DIRECTIONS: Scan the entries below and extract each line with the word "disagree" in it.

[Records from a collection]
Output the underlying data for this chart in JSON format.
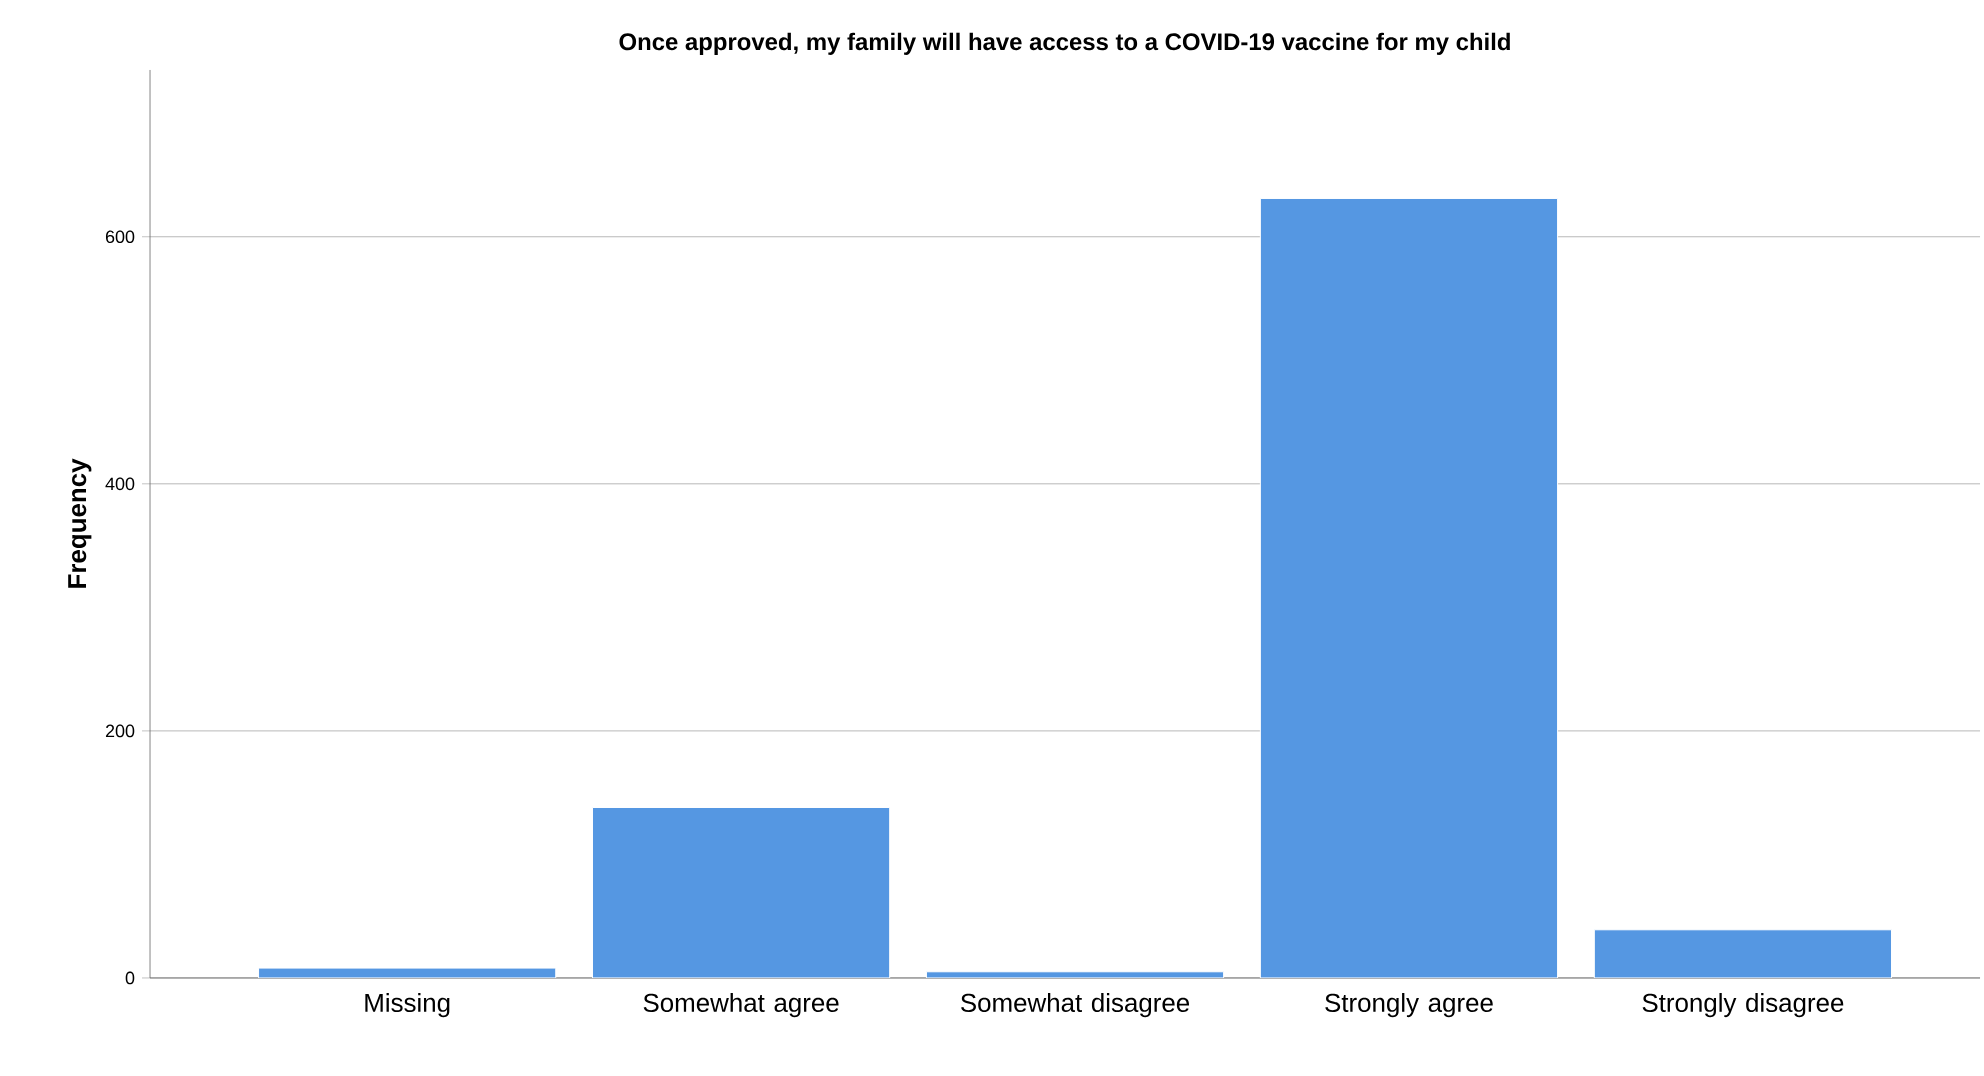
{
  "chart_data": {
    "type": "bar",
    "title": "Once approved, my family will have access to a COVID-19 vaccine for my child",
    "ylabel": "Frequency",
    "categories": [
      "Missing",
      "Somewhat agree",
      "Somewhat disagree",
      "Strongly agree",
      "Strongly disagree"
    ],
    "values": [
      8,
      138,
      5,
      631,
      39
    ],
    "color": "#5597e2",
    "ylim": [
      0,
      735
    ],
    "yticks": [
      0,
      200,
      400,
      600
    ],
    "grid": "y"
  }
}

COMPLETE OUTPUT:
      "Somewhat disagree",
      "Strongly disagree"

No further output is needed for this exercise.